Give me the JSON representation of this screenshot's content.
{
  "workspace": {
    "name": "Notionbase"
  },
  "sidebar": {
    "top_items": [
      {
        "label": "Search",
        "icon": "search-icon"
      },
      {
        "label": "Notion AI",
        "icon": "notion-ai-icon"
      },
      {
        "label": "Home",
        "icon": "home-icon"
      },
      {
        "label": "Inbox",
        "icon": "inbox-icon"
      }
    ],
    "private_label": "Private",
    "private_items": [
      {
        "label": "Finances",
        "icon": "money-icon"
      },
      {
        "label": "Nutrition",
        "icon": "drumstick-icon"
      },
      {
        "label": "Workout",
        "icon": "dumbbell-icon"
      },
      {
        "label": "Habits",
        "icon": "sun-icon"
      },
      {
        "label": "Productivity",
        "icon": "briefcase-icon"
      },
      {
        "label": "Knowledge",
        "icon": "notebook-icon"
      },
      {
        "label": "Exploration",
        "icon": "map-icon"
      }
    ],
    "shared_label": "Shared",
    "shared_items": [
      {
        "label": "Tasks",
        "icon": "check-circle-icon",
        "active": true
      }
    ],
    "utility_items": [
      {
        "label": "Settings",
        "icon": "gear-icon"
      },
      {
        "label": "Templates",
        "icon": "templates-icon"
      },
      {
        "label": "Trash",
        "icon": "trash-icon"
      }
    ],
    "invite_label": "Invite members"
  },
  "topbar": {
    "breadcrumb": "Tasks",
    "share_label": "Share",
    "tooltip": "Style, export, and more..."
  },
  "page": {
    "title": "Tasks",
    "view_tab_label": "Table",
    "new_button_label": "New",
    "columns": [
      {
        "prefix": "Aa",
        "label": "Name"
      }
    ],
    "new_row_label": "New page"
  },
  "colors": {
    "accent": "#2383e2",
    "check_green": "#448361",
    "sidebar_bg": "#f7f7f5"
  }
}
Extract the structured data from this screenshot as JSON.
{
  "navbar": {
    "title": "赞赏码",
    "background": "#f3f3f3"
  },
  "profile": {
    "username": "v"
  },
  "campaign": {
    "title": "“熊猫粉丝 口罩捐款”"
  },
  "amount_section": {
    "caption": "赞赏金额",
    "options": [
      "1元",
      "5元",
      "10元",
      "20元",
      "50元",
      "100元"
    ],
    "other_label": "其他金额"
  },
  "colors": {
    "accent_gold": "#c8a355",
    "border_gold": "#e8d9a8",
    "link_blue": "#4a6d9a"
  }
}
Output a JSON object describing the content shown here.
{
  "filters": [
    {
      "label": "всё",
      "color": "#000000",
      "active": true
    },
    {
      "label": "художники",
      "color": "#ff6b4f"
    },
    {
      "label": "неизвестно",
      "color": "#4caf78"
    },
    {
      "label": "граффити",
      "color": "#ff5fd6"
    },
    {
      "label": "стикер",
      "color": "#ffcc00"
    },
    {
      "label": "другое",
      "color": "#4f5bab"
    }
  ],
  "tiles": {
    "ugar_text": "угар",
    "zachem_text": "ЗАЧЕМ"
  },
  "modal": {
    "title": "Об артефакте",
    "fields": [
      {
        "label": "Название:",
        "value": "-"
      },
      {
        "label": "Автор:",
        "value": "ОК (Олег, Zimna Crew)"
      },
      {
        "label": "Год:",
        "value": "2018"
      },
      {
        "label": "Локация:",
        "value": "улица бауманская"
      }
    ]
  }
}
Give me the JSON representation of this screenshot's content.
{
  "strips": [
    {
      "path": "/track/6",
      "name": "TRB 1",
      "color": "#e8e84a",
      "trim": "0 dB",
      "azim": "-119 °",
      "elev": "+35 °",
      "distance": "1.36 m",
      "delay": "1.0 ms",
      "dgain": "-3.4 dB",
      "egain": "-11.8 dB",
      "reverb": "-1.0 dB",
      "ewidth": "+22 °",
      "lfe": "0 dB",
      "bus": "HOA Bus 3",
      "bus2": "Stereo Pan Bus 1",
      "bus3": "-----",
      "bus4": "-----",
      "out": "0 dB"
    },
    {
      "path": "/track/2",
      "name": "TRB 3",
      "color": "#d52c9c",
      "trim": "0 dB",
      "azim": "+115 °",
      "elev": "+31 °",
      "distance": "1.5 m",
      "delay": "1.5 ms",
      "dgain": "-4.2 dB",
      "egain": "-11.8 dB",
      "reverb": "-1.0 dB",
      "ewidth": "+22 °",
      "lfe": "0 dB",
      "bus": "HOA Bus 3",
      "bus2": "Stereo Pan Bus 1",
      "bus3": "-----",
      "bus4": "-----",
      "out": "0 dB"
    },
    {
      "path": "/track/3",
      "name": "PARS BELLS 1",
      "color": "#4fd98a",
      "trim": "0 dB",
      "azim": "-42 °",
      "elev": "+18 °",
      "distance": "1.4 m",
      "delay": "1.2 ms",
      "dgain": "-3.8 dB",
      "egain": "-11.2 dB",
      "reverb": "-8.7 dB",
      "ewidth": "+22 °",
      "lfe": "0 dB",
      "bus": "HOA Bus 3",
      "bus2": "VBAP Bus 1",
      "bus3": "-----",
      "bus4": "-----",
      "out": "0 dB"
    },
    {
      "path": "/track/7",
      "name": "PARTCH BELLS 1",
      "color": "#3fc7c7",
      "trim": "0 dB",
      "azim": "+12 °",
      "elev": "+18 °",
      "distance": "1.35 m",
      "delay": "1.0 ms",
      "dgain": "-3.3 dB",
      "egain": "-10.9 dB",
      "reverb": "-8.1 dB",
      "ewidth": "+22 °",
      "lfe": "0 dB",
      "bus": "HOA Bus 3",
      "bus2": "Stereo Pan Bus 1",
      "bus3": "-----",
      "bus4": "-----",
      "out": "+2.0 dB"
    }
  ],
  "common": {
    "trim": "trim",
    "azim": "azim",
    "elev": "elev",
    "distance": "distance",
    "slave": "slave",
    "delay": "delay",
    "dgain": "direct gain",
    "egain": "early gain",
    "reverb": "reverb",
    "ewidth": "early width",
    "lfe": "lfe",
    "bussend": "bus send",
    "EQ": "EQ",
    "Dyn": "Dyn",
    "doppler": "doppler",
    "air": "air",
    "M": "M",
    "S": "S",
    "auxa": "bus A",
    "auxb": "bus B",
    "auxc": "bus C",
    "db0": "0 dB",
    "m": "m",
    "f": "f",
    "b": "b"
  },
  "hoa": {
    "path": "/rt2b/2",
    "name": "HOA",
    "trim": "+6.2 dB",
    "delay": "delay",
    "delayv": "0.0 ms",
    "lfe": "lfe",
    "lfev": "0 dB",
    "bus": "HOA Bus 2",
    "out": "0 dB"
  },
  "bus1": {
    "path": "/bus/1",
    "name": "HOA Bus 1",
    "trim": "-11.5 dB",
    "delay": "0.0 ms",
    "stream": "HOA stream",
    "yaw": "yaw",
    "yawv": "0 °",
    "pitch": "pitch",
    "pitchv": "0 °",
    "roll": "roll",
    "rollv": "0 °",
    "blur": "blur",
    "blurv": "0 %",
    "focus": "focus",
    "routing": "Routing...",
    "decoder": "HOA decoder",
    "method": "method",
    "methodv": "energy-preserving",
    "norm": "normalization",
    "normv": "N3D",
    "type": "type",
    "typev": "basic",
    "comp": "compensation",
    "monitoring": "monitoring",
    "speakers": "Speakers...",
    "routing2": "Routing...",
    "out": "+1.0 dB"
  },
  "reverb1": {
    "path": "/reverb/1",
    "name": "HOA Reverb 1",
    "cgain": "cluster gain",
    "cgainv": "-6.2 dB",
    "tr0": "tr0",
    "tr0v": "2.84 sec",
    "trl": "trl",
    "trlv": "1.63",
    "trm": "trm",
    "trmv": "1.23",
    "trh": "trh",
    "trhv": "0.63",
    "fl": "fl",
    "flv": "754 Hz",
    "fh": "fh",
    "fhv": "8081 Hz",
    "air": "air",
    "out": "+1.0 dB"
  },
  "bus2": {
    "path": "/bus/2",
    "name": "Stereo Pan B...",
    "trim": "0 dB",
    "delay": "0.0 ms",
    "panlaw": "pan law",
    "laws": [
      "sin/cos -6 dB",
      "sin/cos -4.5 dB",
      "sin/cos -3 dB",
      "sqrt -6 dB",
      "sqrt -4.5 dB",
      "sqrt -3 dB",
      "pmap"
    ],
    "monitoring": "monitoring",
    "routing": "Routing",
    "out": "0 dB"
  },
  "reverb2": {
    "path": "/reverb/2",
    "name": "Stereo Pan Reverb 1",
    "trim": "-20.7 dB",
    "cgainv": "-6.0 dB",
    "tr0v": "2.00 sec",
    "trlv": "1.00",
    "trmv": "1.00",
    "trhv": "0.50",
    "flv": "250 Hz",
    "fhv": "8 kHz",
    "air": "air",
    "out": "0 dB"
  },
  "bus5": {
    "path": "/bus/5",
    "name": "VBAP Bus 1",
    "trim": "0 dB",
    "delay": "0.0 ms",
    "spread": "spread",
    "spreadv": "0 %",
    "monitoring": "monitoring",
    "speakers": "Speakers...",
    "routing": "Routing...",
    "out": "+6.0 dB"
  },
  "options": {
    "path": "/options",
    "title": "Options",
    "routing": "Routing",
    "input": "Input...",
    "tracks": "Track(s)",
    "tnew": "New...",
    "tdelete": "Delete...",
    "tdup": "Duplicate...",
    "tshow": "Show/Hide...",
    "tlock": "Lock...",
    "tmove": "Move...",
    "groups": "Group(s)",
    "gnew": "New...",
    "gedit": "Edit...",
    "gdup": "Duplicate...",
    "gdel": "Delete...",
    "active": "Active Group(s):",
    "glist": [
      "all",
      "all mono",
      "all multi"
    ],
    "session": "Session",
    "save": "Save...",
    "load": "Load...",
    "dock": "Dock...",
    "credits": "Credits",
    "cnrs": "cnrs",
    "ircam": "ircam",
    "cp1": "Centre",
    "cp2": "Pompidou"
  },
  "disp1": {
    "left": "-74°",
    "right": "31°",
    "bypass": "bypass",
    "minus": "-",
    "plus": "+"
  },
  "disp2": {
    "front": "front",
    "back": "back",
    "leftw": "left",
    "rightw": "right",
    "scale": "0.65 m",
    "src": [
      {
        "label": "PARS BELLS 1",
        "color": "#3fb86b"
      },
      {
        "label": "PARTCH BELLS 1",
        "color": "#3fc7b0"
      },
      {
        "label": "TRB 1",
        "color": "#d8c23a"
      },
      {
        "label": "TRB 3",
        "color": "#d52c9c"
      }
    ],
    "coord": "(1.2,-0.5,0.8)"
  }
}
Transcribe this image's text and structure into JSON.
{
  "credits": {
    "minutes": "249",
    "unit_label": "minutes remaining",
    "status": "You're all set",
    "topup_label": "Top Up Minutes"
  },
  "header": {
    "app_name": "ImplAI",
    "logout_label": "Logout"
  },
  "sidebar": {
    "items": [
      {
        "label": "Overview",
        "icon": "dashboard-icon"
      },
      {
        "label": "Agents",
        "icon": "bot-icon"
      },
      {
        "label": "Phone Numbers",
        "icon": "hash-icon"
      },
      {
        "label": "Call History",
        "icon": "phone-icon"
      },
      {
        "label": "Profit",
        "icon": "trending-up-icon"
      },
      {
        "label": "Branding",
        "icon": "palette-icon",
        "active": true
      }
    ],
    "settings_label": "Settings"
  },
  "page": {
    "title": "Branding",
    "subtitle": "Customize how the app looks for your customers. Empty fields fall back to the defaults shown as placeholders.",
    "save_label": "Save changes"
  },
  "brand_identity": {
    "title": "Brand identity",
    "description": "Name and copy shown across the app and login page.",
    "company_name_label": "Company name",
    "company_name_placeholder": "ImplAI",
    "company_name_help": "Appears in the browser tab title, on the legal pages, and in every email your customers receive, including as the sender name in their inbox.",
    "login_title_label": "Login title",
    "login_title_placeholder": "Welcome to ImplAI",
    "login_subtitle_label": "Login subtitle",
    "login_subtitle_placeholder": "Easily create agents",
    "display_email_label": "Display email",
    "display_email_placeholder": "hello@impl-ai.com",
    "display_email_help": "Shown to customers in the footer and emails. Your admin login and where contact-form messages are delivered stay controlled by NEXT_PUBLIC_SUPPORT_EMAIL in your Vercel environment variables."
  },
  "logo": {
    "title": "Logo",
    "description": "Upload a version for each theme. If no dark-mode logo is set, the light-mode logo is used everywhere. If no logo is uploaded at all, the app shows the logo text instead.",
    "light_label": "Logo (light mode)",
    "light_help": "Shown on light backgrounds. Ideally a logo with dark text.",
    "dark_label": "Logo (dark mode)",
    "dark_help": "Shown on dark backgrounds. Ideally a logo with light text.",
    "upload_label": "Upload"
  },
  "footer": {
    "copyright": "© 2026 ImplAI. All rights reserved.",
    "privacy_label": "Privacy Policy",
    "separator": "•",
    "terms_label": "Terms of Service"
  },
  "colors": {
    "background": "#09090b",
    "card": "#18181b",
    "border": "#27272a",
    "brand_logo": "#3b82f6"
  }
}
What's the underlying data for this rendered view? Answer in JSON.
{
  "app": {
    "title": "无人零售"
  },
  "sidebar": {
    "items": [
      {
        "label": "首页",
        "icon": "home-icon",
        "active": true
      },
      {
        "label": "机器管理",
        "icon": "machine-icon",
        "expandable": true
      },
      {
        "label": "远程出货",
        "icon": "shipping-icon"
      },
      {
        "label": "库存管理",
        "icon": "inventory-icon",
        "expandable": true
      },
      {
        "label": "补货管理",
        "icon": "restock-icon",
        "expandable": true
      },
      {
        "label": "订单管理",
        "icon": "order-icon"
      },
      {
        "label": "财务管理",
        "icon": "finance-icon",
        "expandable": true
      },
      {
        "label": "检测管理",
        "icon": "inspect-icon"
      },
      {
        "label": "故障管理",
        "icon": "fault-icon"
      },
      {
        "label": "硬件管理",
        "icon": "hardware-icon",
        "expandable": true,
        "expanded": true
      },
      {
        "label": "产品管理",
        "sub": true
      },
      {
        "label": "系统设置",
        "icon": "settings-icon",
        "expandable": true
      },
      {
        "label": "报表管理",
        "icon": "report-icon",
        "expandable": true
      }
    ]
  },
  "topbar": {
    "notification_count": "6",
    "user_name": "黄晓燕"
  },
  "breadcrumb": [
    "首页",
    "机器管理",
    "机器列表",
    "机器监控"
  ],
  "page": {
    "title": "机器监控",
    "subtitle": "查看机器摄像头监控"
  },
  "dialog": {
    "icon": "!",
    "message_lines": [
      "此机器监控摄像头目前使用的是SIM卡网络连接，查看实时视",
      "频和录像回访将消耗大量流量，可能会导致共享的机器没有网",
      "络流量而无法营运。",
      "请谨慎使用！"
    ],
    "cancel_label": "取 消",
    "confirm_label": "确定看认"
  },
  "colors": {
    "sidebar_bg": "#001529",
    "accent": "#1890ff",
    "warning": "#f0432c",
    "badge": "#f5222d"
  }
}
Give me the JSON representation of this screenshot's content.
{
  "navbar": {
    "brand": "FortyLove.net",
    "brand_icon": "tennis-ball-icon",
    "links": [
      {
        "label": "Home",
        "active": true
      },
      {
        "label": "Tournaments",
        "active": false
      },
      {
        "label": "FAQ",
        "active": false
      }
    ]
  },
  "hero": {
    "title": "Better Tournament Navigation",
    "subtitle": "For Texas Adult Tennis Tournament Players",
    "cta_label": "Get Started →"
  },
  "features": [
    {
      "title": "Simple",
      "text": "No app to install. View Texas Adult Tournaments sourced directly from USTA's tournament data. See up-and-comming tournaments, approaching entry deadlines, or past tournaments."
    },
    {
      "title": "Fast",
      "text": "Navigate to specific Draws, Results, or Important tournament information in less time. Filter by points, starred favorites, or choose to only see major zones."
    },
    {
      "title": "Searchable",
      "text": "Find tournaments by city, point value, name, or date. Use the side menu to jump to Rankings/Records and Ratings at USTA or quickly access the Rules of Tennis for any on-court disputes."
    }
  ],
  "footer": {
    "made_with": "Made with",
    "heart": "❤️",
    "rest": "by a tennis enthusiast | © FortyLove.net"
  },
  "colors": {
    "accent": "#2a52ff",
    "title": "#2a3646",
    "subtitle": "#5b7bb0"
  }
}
****************
From the entries above, return each line with the word "description" in it.

Full answer:
    "description": "Name and copy shown across the app and login page.",
    "description": "Upload a version for each theme. If no dark-mode logo is set, the light-mode logo is used everywhere. If no logo is uploaded at all, the app shows the logo text instead.",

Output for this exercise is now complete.